◆ Instruction ◆
Copy exactly the lines from the one containing "Output a JSON" through the last line of the records, both included, and nothing more.

Rows from a figure dataset:
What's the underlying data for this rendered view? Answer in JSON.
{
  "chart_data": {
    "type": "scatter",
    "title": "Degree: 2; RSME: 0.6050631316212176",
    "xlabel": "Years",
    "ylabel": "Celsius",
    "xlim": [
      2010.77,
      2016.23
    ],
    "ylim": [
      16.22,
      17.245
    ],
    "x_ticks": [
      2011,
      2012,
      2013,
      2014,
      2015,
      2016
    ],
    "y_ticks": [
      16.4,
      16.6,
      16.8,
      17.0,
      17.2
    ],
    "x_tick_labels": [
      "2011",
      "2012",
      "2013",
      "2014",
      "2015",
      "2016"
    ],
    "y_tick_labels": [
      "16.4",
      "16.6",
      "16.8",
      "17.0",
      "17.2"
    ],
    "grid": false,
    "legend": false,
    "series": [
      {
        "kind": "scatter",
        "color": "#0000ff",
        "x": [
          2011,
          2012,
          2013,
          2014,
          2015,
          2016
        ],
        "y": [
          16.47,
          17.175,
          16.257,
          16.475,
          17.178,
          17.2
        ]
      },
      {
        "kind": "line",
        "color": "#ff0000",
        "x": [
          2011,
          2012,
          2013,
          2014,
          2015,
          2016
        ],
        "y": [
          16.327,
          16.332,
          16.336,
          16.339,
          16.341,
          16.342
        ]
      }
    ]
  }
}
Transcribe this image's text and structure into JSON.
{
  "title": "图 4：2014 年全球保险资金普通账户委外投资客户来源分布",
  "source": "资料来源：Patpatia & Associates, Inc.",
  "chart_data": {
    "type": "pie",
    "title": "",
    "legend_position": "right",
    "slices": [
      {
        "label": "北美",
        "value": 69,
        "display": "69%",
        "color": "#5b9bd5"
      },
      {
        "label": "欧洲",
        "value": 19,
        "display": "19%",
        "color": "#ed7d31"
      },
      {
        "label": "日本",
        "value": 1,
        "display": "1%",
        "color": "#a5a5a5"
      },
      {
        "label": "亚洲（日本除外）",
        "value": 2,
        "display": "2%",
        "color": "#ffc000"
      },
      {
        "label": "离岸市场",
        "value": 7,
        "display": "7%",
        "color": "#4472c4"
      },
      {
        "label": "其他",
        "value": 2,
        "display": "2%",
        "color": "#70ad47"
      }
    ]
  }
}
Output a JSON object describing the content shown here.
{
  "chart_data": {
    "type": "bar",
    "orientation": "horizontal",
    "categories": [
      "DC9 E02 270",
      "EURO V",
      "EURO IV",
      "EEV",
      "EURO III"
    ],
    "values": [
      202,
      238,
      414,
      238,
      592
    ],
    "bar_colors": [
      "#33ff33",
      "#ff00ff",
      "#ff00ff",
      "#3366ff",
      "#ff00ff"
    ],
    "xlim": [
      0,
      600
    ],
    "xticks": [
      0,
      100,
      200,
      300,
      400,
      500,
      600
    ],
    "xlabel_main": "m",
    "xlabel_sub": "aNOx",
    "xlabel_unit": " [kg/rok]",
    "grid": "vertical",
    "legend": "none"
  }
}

◆ Result of the task ◆
Output a JSON object describing the content shown here.
{
  "chart_data": {
    "type": "bar",
    "orientation": "horizontal",
    "categories": [
      "DC9 E02 270",
      "EURO V",
      "EURO IV",
      "EEV",
      "EURO III"
    ],
    "values": [
      202,
      238,
      414,
      238,
      592
    ],
    "bar_colors": [
      "#33ff33",
      "#ff00ff",
      "#ff00ff",
      "#3366ff",
      "#ff00ff"
    ],
    "xlim": [
      0,
      600
    ],
    "xticks": [
      0,
      100,
      200,
      300,
      400,
      500,
      600
    ],
    "xlabel_main": "m",
    "xlabel_sub": "aNOx",
    "xlabel_unit": " [kg/rok]",
    "grid": "vertical",
    "legend": "none"
  }
}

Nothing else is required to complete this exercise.